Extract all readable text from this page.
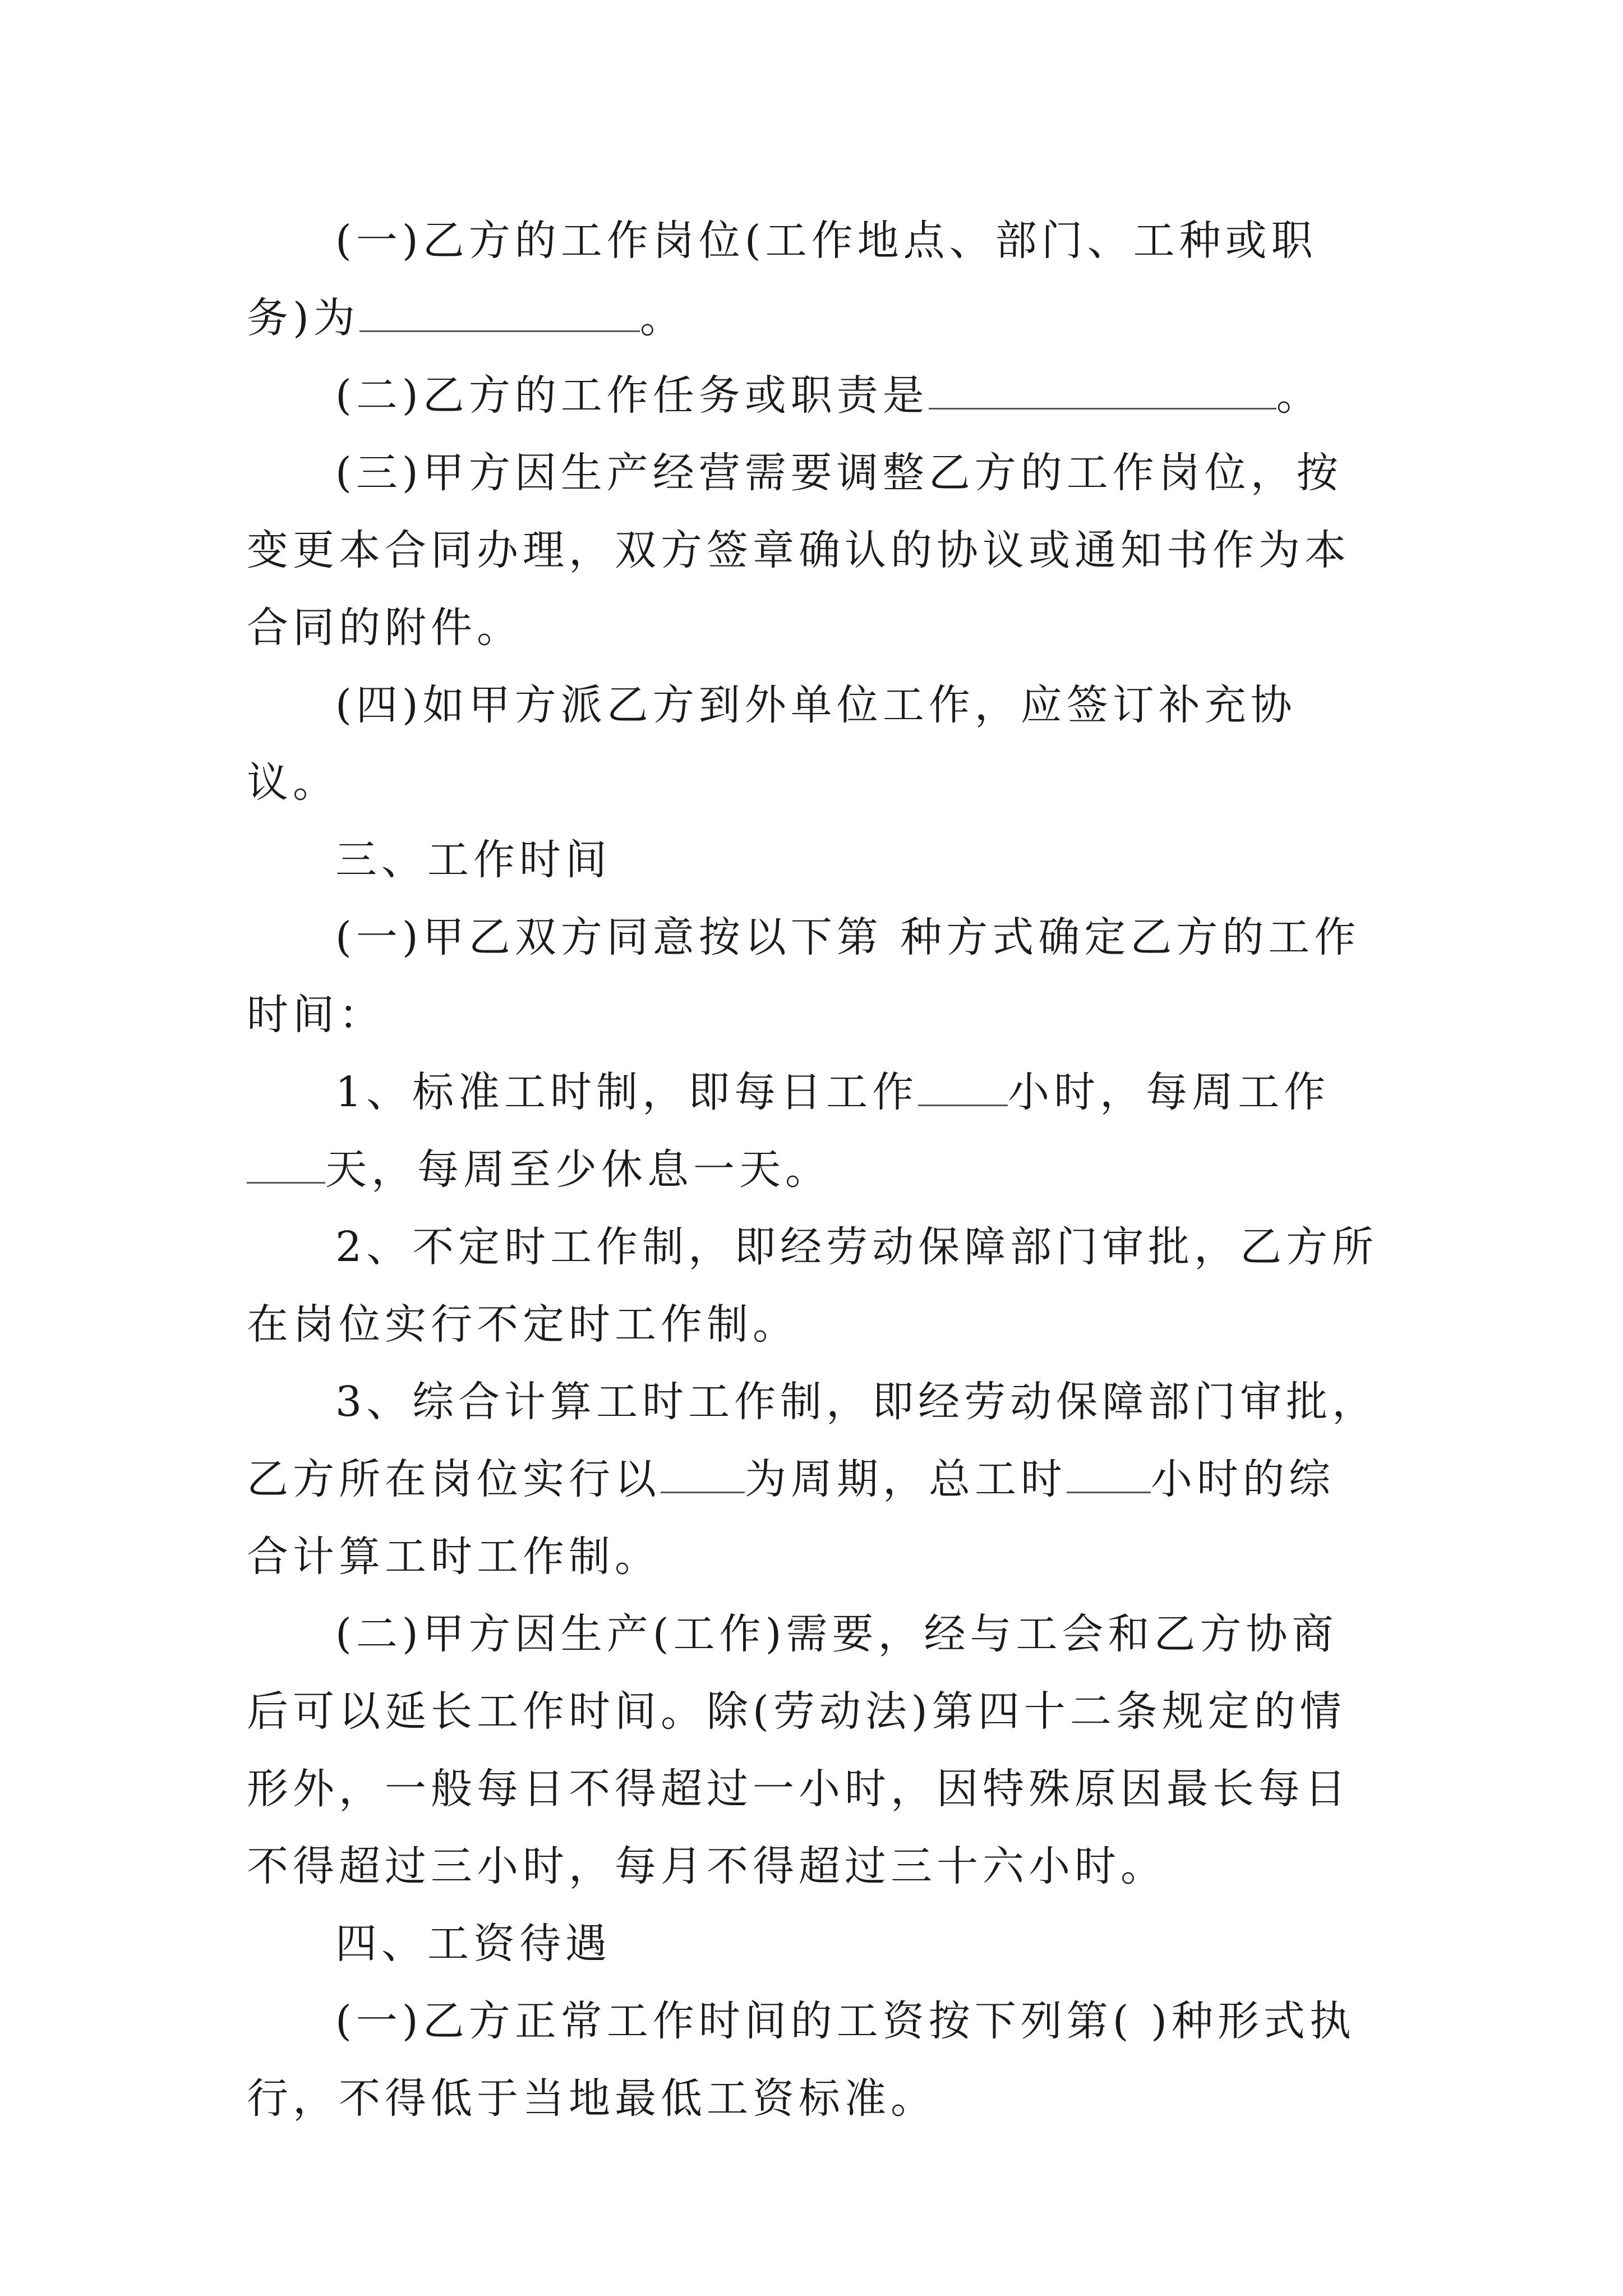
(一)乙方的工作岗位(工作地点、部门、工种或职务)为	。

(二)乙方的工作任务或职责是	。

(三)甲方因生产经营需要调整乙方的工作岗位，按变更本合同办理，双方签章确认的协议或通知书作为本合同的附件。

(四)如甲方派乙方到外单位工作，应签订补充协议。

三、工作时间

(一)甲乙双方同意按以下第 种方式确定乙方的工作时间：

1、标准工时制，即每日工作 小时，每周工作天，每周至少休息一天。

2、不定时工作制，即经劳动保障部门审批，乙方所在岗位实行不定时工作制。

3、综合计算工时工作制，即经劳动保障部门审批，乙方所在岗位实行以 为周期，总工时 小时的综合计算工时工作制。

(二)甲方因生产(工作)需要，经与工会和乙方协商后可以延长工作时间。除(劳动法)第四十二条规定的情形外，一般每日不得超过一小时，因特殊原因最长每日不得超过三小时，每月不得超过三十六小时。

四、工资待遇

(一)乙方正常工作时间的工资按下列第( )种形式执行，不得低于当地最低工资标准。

INSTRUCTIONS TO FOLLOW - Review the preceding data and report every line that includes the string "即经劳动保障部门审批".

REPLY -
2、不定时工作制，即经劳动保障部门审批，乙方所在岗位实行不定时工作制。
3、综合计算工时工作制，即经劳动保障部门审批，乙方所在岗位实行以 为周期，总工时 小时的综合计算工时工作制。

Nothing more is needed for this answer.